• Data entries
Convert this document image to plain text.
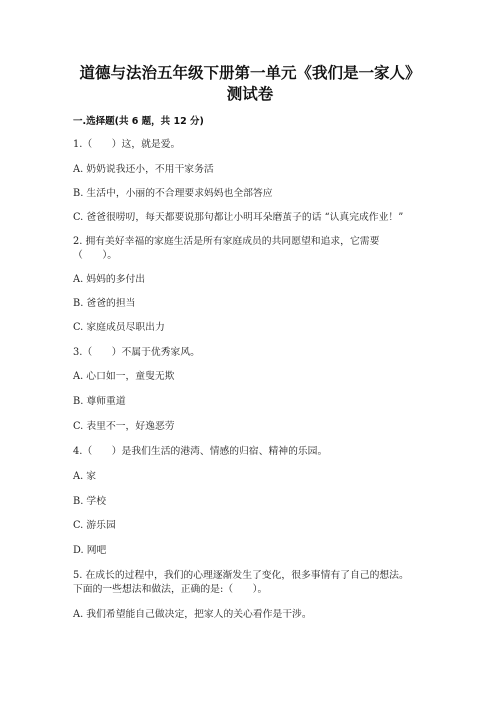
道德与法治五年级下册第一单元《我们是一家人》
测试卷
一.选择题(共 6 题，共 12 分)
1.（　　）这，就是爱。
A. 奶奶说我还小，不用干家务活
B. 生活中，小丽的不合理要求妈妈也全部答应
C. 爸爸很唠叨，每天都要说那句都让小明耳朵磨茧子的话 “认真完成作业！”
2. 拥有美好幸福的家庭生活是所有家庭成员的共同愿望和追求，它需要
（　　）。
A. 妈妈的多付出
B. 爸爸的担当
C. 家庭成员尽职出力
3.（　　）不属于优秀家风。
A. 心口如一，童叟无欺
B. 尊师重道
C. 表里不一，好逸恶劳
4.（　　）是我们生活的港湾、情感的归宿、精神的乐园。
A. 家
B. 学校
C. 游乐园
D. 网吧
5. 在成长的过程中，我们的心理逐渐发生了变化，很多事情有了自己的想法。
下面的一些想法和做法，正确的是:（　　）。
A. 我们希望能自己做决定，把家人的关心看作是干涉。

• STATED PROBLEM
Nothing but the pictures may be dropped; output the records above exactly.

• REPLY TO THE TASK
Convert this document image to plain text.
道德与法治五年级下册第一单元《我们是一家人》
测试卷
一.选择题(共 6 题，共 12 分)
1.（　　）这，就是爱。
A. 奶奶说我还小，不用干家务活
B. 生活中，小丽的不合理要求妈妈也全部答应
C. 爸爸很唠叨，每天都要说那句都让小明耳朵磨茧子的话 “认真完成作业！”
2. 拥有美好幸福的家庭生活是所有家庭成员的共同愿望和追求，它需要
（　　）。
A. 妈妈的多付出
B. 爸爸的担当
C. 家庭成员尽职出力
3.（　　）不属于优秀家风。
A. 心口如一，童叟无欺
B. 尊师重道
C. 表里不一，好逸恶劳
4.（　　）是我们生活的港湾、情感的归宿、精神的乐园。
A. 家
B. 学校
C. 游乐园
D. 网吧
5. 在成长的过程中，我们的心理逐渐发生了变化，很多事情有了自己的想法。
下面的一些想法和做法，正确的是:（　　）。
A. 我们希望能自己做决定，把家人的关心看作是干涉。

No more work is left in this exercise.